═══ Datos sin procesar ═══
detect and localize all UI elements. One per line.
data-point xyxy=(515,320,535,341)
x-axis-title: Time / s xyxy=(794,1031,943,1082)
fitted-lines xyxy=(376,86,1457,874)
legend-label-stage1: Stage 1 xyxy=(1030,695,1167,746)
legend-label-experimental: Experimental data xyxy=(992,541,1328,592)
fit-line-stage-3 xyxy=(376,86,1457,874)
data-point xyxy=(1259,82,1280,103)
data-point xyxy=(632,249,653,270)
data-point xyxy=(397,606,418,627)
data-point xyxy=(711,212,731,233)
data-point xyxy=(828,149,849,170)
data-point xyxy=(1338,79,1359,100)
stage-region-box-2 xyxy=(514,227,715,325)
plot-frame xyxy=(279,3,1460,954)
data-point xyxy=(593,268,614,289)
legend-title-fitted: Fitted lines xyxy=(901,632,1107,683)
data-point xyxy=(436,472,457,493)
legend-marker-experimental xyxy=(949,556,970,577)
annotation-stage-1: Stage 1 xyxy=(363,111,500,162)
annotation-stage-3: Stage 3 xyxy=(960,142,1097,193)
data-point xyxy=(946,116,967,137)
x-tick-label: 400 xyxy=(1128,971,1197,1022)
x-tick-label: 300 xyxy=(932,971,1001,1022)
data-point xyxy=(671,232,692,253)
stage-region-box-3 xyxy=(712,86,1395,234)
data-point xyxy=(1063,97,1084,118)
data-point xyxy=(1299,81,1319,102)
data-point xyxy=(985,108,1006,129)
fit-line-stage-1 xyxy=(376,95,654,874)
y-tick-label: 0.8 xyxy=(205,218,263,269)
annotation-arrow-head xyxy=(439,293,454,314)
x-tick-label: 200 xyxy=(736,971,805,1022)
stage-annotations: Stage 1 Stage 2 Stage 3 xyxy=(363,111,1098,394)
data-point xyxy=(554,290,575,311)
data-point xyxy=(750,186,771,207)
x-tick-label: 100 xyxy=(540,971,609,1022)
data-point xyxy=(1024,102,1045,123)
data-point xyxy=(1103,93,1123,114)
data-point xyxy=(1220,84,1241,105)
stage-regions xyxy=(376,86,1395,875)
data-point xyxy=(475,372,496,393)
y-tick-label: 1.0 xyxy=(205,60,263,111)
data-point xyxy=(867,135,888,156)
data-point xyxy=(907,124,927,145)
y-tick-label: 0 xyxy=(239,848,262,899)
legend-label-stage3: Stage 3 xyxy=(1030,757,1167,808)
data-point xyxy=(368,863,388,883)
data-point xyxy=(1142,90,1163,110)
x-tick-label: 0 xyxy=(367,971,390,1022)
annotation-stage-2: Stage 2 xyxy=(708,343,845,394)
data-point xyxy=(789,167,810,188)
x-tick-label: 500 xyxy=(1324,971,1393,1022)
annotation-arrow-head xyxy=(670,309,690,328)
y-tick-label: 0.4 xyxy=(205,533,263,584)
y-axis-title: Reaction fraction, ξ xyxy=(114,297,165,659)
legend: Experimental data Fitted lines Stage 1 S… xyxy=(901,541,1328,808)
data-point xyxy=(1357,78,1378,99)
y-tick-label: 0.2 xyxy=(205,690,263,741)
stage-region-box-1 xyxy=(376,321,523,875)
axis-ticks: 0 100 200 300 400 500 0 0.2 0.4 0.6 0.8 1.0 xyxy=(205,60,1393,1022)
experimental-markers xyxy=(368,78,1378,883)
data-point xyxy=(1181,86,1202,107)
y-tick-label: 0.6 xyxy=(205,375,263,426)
═══
Por favor, presenta todas las líneas de los ítems de arriba como una tabla Markdown con dos columnas, «N.º» y «Línea», dejando fuera las líneas en blanco.

| N.º | Línea |
|---|---|
| 1 | detect and localize all UI elements. One per line. |
| 2 | data-point xyxy=(515,320,535,341) |
| 3 | x-axis-title: Time / s xyxy=(794,1031,943,1082) |
| 4 | fitted-lines xyxy=(376,86,1457,874) |
| 5 | legend-label-stage1: Stage 1 xyxy=(1030,695,1167,746) |
| 6 | legend-label-experimental: Experimental data xyxy=(992,541,1328,592) |
| 7 | fit-line-stage-3 xyxy=(376,86,1457,874) |
| 8 | data-point xyxy=(1259,82,1280,103) |
| 9 | data-point xyxy=(632,249,653,270) |
| 10 | data-point xyxy=(397,606,418,627) |
| 11 | data-point xyxy=(711,212,731,233) |
| 12 | data-point xyxy=(828,149,849,170) |
| 13 | data-point xyxy=(1338,79,1359,100) |
| 14 | stage-region-box-2 xyxy=(514,227,715,325) |
| 15 | plot-frame xyxy=(279,3,1460,954) |
| 16 | data-point xyxy=(593,268,614,289) |
| 17 | legend-title-fitted: Fitted lines xyxy=(901,632,1107,683) |
| 18 | data-point xyxy=(436,472,457,493) |
| 19 | legend-marker-experimental xyxy=(949,556,970,577) |
| 20 | annotation-stage-1: Stage 1 xyxy=(363,111,500,162) |
| 21 | annotation-stage-3: Stage 3 xyxy=(960,142,1097,193) |
| 22 | data-point xyxy=(946,116,967,137) |
| 23 | x-tick-label: 400 xyxy=(1128,971,1197,1022) |
| 24 | x-tick-label: 300 xyxy=(932,971,1001,1022) |
| 25 | data-point xyxy=(671,232,692,253) |
| 26 | stage-region-box-3 xyxy=(712,86,1395,234) |
| 27 | data-point xyxy=(1063,97,1084,118) |
| 28 | data-point xyxy=(1299,81,1319,102) |
| 29 | data-point xyxy=(985,108,1006,129) |
| 30 | fit-line-stage-1 xyxy=(376,95,654,874) |
| 31 | y-tick-label: 0.8 xyxy=(205,218,263,269) |
| 32 | annotation-arrow-head xyxy=(439,293,454,314) |
| 33 | x-tick-label: 200 xyxy=(736,971,805,1022) |
| 34 | stage-annotations: Stage 1 Stage 2 Stage 3 xyxy=(363,111,1098,394) |
| 35 | data-point xyxy=(554,290,575,311) |
| 36 | data-point xyxy=(750,186,771,207) |
| 37 | x-tick-label: 100 xyxy=(540,971,609,1022) |
| 38 | data-point xyxy=(1024,102,1045,123) |
| 39 | data-point xyxy=(1103,93,1123,114) |
| 40 | data-point xyxy=(1220,84,1241,105) |
| 41 | stage-regions xyxy=(376,86,1395,875) |
| 42 | data-point xyxy=(475,372,496,393) |
| 43 | y-tick-label: 1.0 xyxy=(205,60,263,111) |
| 44 | data-point xyxy=(867,135,888,156) |
| 45 | data-point xyxy=(907,124,927,145) |
| 46 | y-tick-label: 0 xyxy=(239,848,262,899) |
| 47 | legend-label-stage3: Stage 3 xyxy=(1030,757,1167,808) |
| 48 | data-point xyxy=(368,863,388,883) |
| 49 | data-point xyxy=(1142,90,1163,110) |
| 50 | x-tick-label: 0 xyxy=(367,971,390,1022) |
| 51 | annotation-stage-2: Stage 2 xyxy=(708,343,845,394) |
| 52 | data-point xyxy=(789,167,810,188) |
| 53 | x-tick-label: 500 xyxy=(1324,971,1393,1022) |
| 54 | annotation-arrow-head xyxy=(670,309,690,328) |
| 55 | y-tick-label: 0.4 xyxy=(205,533,263,584) |
| 56 | y-axis-title: Reaction fraction, ξ xyxy=(114,297,165,659) |
| 57 | legend: Experimental data Fitted lines Stage 1 S… xyxy=(901,541,1328,808) |
| 58 | data-point xyxy=(1357,78,1378,99) |
| 59 | y-tick-label: 0.2 xyxy=(205,690,263,741) |
| 60 | stage-region-box-1 xyxy=(376,321,523,875) |
| 61 | axis-ticks: 0 100 200 300 400 500 0 0.2 0.4 0.6 0.8 1.0 xyxy=(205,60,1393,1022) |
| 62 | experimental-markers xyxy=(368,78,1378,883) |
| 63 | data-point xyxy=(1181,86,1202,107) |
| 64 | y-tick-label: 0.6 xyxy=(205,375,263,426) |